**Consegna**:
Estrai tutte le righe del materiale e riportale identiche, senza cambiare nulla.

(Dati di annotazione del layout)

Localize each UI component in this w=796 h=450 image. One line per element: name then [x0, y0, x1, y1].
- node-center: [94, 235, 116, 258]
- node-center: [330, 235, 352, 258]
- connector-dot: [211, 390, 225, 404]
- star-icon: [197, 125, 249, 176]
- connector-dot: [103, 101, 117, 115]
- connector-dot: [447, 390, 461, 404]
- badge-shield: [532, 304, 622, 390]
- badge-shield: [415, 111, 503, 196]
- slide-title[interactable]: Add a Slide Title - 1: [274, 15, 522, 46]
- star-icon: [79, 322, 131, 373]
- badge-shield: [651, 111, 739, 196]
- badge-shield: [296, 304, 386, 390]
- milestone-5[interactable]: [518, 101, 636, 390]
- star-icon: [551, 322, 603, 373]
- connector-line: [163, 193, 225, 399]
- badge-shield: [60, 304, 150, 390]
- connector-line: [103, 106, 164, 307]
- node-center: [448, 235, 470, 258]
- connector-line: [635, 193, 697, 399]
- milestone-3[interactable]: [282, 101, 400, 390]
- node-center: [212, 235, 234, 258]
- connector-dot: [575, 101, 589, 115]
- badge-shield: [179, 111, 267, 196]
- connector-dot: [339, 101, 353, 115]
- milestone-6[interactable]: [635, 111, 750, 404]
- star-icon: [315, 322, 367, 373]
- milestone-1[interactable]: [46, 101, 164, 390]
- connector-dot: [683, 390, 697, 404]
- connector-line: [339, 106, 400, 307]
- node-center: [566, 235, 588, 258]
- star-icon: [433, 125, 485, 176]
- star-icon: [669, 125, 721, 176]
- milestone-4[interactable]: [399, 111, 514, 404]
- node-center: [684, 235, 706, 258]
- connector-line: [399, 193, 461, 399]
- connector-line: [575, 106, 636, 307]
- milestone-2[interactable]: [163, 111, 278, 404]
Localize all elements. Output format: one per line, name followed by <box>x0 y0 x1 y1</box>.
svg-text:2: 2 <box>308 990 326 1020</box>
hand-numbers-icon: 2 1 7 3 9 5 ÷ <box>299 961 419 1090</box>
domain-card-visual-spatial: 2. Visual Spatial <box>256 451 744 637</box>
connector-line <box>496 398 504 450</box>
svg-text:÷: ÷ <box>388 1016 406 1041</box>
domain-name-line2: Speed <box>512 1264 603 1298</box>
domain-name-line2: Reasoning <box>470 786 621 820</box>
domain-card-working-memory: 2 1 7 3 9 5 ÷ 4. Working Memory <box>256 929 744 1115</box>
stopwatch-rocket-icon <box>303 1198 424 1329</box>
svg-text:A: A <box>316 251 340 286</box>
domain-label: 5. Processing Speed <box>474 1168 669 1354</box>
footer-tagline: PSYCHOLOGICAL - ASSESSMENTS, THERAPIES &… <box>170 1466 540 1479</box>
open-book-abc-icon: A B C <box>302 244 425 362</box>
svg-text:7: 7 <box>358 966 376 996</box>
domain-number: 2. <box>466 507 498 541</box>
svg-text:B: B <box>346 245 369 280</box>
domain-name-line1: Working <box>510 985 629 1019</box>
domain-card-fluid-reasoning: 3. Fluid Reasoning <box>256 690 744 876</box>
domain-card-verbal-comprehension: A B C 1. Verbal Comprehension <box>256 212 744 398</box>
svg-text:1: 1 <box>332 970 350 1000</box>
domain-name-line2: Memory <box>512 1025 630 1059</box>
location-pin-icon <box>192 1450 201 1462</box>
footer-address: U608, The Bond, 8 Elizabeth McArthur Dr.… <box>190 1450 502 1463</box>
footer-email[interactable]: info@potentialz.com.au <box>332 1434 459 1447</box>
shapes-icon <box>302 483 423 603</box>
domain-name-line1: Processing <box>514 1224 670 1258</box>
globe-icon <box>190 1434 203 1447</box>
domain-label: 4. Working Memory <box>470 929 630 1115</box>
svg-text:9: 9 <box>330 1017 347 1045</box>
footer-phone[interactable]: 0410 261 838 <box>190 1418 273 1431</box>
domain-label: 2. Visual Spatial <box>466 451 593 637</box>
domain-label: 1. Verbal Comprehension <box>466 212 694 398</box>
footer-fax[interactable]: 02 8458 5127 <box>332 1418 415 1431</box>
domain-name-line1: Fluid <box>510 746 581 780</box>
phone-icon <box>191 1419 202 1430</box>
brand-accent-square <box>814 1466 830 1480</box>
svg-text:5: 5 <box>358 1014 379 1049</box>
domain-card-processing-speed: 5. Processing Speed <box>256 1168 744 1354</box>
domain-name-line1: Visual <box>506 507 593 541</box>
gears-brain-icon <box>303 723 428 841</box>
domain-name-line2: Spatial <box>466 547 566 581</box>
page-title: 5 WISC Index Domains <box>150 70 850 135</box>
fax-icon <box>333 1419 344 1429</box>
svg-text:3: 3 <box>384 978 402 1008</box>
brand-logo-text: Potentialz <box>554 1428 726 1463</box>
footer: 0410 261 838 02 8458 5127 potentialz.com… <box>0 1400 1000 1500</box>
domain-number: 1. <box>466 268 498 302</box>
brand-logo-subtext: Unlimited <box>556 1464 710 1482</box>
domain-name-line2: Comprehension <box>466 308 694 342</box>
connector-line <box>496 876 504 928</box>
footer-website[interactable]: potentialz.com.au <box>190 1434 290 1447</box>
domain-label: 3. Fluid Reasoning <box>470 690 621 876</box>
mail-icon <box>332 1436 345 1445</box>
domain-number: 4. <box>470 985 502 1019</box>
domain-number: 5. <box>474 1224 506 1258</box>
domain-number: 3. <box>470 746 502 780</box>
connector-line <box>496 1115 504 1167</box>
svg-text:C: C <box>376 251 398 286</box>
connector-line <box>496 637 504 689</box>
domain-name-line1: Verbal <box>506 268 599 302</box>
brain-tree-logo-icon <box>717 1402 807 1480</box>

**Risposta**:
Localize each UI component in this w=796 h=450 image. One line per element: name then [x0, y0, x1, y1].
- node-center: [94, 235, 116, 258]
- node-center: [330, 235, 352, 258]
- connector-dot: [211, 390, 225, 404]
- star-icon: [197, 125, 249, 176]
- connector-dot: [103, 101, 117, 115]
- connector-dot: [447, 390, 461, 404]
- badge-shield: [532, 304, 622, 390]
- badge-shield: [415, 111, 503, 196]
- slide-title[interactable]: Add a Slide Title - 1: [274, 15, 522, 46]
- star-icon: [79, 322, 131, 373]
- badge-shield: [651, 111, 739, 196]
- badge-shield: [296, 304, 386, 390]
- milestone-5[interactable]: [518, 101, 636, 390]
- star-icon: [551, 322, 603, 373]
- connector-line: [163, 193, 225, 399]
- badge-shield: [60, 304, 150, 390]
- connector-line: [103, 106, 164, 307]
- node-center: [448, 235, 470, 258]
- connector-line: [635, 193, 697, 399]
- milestone-3[interactable]: [282, 101, 400, 390]
- node-center: [212, 235, 234, 258]
- connector-dot: [575, 101, 589, 115]
- badge-shield: [179, 111, 267, 196]
- connector-dot: [339, 101, 353, 115]
- milestone-6[interactable]: [635, 111, 750, 404]
- star-icon: [315, 322, 367, 373]
- milestone-1[interactable]: [46, 101, 164, 390]
- connector-dot: [683, 390, 697, 404]
- connector-line: [339, 106, 400, 307]
- node-center: [566, 235, 588, 258]
- star-icon: [433, 125, 485, 176]
- star-icon: [669, 125, 721, 176]
- milestone-4[interactable]: [399, 111, 514, 404]
- node-center: [684, 235, 706, 258]
- connector-line: [399, 193, 461, 399]
- connector-line: [575, 106, 636, 307]
- milestone-2[interactable]: [163, 111, 278, 404]
Localize all elements. Output format: one per line, name followed by <box>x0 y0 x1 y1</box>.
svg-text:2: 2 <box>308 990 326 1020</box>
hand-numbers-icon: 2 1 7 3 9 5 ÷ <box>299 961 419 1090</box>
domain-card-visual-spatial: 2. Visual Spatial <box>256 451 744 637</box>
connector-line <box>496 398 504 450</box>
svg-text:÷: ÷ <box>388 1016 406 1041</box>
domain-name-line2: Speed <box>512 1264 603 1298</box>
domain-name-line2: Reasoning <box>470 786 621 820</box>
domain-card-working-memory: 2 1 7 3 9 5 ÷ 4. Working Memory <box>256 929 744 1115</box>
stopwatch-rocket-icon <box>303 1198 424 1329</box>
svg-text:A: A <box>316 251 340 286</box>
domain-label: 5. Processing Speed <box>474 1168 669 1354</box>
footer-tagline: PSYCHOLOGICAL - ASSESSMENTS, THERAPIES &… <box>170 1466 540 1479</box>
open-book-abc-icon: A B C <box>302 244 425 362</box>
svg-text:7: 7 <box>358 966 376 996</box>
domain-number: 2. <box>466 507 498 541</box>
svg-text:B: B <box>346 245 369 280</box>
domain-name-line1: Working <box>510 985 629 1019</box>
domain-card-fluid-reasoning: 3. Fluid Reasoning <box>256 690 744 876</box>
domain-card-verbal-comprehension: A B C 1. Verbal Comprehension <box>256 212 744 398</box>
svg-text:1: 1 <box>332 970 350 1000</box>
domain-name-line2: Memory <box>512 1025 630 1059</box>
location-pin-icon <box>192 1450 201 1462</box>
footer-address: U608, The Bond, 8 Elizabeth McArthur Dr.… <box>190 1450 502 1463</box>
footer-email[interactable]: info@potentialz.com.au <box>332 1434 459 1447</box>
shapes-icon <box>302 483 423 603</box>
domain-name-line1: Processing <box>514 1224 670 1258</box>
globe-icon <box>190 1434 203 1447</box>
domain-label: 4. Working Memory <box>470 929 630 1115</box>
svg-text:9: 9 <box>330 1017 347 1045</box>
footer-phone[interactable]: 0410 261 838 <box>190 1418 273 1431</box>
domain-label: 2. Visual Spatial <box>466 451 593 637</box>
domain-label: 1. Verbal Comprehension <box>466 212 694 398</box>
footer-fax[interactable]: 02 8458 5127 <box>332 1418 415 1431</box>
domain-name-line1: Fluid <box>510 746 581 780</box>
phone-icon <box>191 1419 202 1430</box>
brand-accent-square <box>814 1466 830 1480</box>
svg-text:5: 5 <box>358 1014 379 1049</box>
domain-card-processing-speed: 5. Processing Speed <box>256 1168 744 1354</box>
domain-name-line1: Visual <box>506 507 593 541</box>
gears-brain-icon <box>303 723 428 841</box>
domain-name-line2: Spatial <box>466 547 566 581</box>
page-title: 5 WISC Index Domains <box>150 70 850 135</box>
fax-icon <box>333 1419 344 1429</box>
svg-text:3: 3 <box>384 978 402 1008</box>
brand-logo-text: Potentialz <box>554 1428 726 1463</box>
footer: 0410 261 838 02 8458 5127 potentialz.com… <box>0 1400 1000 1500</box>
domain-number: 1. <box>466 268 498 302</box>
brand-logo-subtext: Unlimited <box>556 1464 710 1482</box>
domain-name-line2: Comprehension <box>466 308 694 342</box>
connector-line <box>496 876 504 928</box>
footer-website[interactable]: potentialz.com.au <box>190 1434 290 1447</box>
domain-label: 3. Fluid Reasoning <box>470 690 621 876</box>
mail-icon <box>332 1436 345 1445</box>
domain-number: 4. <box>470 985 502 1019</box>
domain-number: 5. <box>474 1224 506 1258</box>
domain-number: 3. <box>470 746 502 780</box>
connector-line <box>496 1115 504 1167</box>
svg-text:C: C <box>376 251 398 286</box>
connector-line <box>496 637 504 689</box>
domain-name-line1: Verbal <box>506 268 599 302</box>
brain-tree-logo-icon <box>717 1402 807 1480</box>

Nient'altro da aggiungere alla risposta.